> EXERCISE DIRECTIONS:
Find how many lines contain "用电分类" and state only that number.
════════════════
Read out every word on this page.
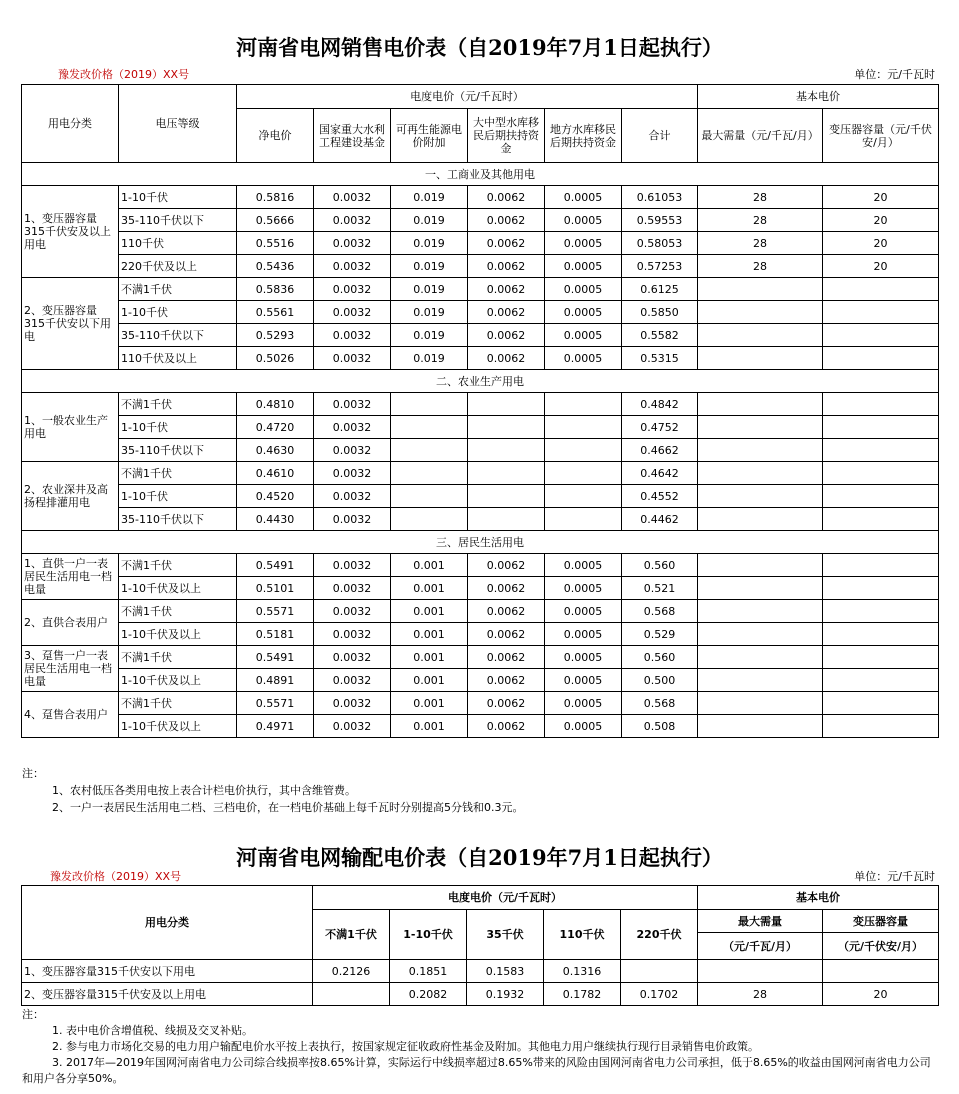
河南省电网销售电价表（自2019年7月1日起执行）
豫发改价格（2019）XX号	单位：元/千瓦时
用电分类	电压等级	电度电价（元/千瓦时）						基本电价	
		净电价	国家重大水利工程建设基金	可再生能源电价附加	大中型水库移民后期扶持资金	地方水库移民后期扶持资金	合计	最大需量（元/千瓦/月）	变压器容量（元/千伏安/月）
一、工商业及其他用电									
1、变压器容量315千伏安及以上用电	1-10千伏	0.5816	0.0032	0.019	0.0062	0.0005	0.61053	28	20
	35-110千伏以下	0.5666	0.0032	0.019	0.0062	0.0005	0.59553	28	20
	110千伏	0.5516	0.0032	0.019	0.0062	0.0005	0.58053	28	20
	220千伏及以上	0.5436	0.0032	0.019	0.0062	0.0005	0.57253	28	20
2、变压器容量315千伏安以下用电	不满1千伏	0.5836	0.0032	0.019	0.0062	0.0005	0.6125		
	1-10千伏	0.5561	0.0032	0.019	0.0062	0.0005	0.5850		
	35-110千伏以下	0.5293	0.0032	0.019	0.0062	0.0005	0.5582		
	110千伏及以上	0.5026	0.0032	0.019	0.0062	0.0005	0.5315		
二、农业生产用电									
1、一般农业生产用电	不满1千伏	0.4810	0.0032				0.4842		
	1-10千伏	0.4720	0.0032				0.4752		
	35-110千伏以下	0.4630	0.0032				0.4662		
2、农业深井及高扬程排灌用电	不满1千伏	0.4610	0.0032				0.4642		
	1-10千伏	0.4520	0.0032				0.4552		
	35-110千伏以下	0.4430	0.0032				0.4462		
三、居民生活用电									
1、直供一户一表居民生活用电一档电量	不满1千伏	0.5491	0.0032	0.001	0.0062	0.0005	0.560		
	1-10千伏及以上	0.5101	0.0032	0.001	0.0062	0.0005	0.521		
2、直供合表用户	不满1千伏	0.5571	0.0032	0.001	0.0062	0.0005	0.568		
	1-10千伏及以上	0.5181	0.0032	0.001	0.0062	0.0005	0.529		
3、趸售一户一表居民生活用电一档电量	不满1千伏	0.5491	0.0032	0.001	0.0062	0.0005	0.560		
	1-10千伏及以上	0.4891	0.0032	0.001	0.0062	0.0005	0.500		
4、趸售合表用户	不满1千伏	0.5571	0.0032	0.001	0.0062	0.0005	0.568		
	1-10千伏及以上	0.4971	0.0032	0.001	0.0062	0.0005	0.508		
注：
1、农村低压各类用电按上表合计栏电价执行，其中含维管费。
2、一户一表居民生活用电二档、三档电价，在一档电价基础上每千瓦时分别提高5分钱和0.3元。
河南省电网输配电价表（自2019年7月1日起执行）
豫发改价格（2019）XX号	单位：元/千瓦时
用电分类	电度电价（元/千瓦时）					基本电价	
	不满1千伏	1-10千伏	35千伏	110千伏	220千伏	最大需量	变压器容量
						（元/千瓦/月）	（元/千伏安/月）
1、变压器容量315千伏安以下用电	0.2126	0.1851	0.1583	0.1316			
2、变压器容量315千伏安及以上用电		0.2082	0.1932	0.1782	0.1702	28	20
注：
1. 表中电价含增值税、线损及交叉补贴。
2. 参与电力市场化交易的电力用户输配电价水平按上表执行，按国家规定征收政府性基金及附加。其他电力用户继续执行现行目录销售电价政策。
3. 2017年—2019年国网河南省电力公司综合线损率按8.65%计算，实际运行中线损率超过8.65%带来的风险由国网河南省电力公司承担，低于8.65%的收益由国网河南省电力公司和用户各分享50%。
════════════════
> REPLY:
2